» **Data items**
· · ·
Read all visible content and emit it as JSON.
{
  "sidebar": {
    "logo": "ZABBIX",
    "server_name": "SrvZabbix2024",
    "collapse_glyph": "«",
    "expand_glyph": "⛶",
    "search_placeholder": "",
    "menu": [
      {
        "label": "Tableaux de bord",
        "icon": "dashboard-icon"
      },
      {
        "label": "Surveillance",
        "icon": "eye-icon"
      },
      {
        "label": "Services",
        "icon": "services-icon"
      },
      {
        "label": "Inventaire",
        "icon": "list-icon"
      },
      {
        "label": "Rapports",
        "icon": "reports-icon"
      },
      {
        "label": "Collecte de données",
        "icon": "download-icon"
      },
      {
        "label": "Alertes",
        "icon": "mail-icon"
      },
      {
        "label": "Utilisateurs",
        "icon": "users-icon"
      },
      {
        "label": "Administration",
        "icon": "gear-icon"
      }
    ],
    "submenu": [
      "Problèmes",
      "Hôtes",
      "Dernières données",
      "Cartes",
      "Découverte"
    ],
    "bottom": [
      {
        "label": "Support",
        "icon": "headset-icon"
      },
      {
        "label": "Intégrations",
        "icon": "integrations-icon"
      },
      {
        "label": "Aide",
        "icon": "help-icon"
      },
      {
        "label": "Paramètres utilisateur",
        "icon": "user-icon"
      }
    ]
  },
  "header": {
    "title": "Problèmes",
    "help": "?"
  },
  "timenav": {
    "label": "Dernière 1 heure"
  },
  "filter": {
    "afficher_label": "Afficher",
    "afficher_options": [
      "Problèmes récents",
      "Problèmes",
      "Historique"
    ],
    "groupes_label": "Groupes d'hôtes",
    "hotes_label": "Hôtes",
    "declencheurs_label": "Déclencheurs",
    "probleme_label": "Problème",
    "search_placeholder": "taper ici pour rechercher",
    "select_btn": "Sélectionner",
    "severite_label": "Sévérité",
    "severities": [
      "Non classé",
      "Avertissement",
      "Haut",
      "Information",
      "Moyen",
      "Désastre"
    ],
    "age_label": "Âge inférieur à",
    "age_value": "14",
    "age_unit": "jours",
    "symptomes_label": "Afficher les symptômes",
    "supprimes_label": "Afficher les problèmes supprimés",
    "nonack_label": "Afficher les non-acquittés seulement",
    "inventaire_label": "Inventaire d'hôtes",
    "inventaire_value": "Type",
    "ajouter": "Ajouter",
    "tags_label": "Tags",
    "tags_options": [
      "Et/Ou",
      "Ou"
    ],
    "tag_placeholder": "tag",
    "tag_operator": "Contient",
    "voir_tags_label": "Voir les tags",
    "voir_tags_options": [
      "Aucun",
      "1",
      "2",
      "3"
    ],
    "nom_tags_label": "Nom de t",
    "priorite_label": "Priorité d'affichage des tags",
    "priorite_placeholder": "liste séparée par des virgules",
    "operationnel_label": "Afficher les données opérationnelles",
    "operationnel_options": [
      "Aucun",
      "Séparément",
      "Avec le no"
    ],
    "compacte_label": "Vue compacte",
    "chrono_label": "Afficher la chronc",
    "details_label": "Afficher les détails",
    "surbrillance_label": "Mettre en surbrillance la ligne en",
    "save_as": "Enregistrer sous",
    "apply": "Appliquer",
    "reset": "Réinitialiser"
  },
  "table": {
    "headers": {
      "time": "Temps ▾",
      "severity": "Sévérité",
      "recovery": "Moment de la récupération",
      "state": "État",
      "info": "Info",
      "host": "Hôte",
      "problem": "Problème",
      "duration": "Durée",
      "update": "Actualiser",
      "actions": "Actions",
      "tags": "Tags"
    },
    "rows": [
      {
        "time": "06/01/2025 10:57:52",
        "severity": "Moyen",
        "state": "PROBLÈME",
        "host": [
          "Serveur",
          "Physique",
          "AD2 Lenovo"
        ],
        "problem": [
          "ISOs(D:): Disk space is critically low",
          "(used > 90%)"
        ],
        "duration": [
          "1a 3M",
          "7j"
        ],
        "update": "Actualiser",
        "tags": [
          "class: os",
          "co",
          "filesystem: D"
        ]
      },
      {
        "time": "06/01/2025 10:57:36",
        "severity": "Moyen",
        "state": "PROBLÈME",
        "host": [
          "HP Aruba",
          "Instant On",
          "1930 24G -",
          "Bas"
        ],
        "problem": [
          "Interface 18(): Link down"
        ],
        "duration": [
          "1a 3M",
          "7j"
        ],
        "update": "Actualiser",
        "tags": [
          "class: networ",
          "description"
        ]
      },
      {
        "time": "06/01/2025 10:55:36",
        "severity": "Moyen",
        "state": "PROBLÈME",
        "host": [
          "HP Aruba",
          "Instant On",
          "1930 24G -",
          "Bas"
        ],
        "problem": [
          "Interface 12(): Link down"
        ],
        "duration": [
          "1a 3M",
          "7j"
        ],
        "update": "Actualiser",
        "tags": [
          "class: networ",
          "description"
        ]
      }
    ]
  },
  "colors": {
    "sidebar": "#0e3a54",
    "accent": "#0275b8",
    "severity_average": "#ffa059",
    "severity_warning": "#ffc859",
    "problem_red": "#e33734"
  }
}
· · ·
» **Exercise prompt**
Reproduce every line of the listing above in which the string "Link" appears.

» **Response for this exercise**
          "Interface 18(): Link down"
          "Interface 12(): Link down"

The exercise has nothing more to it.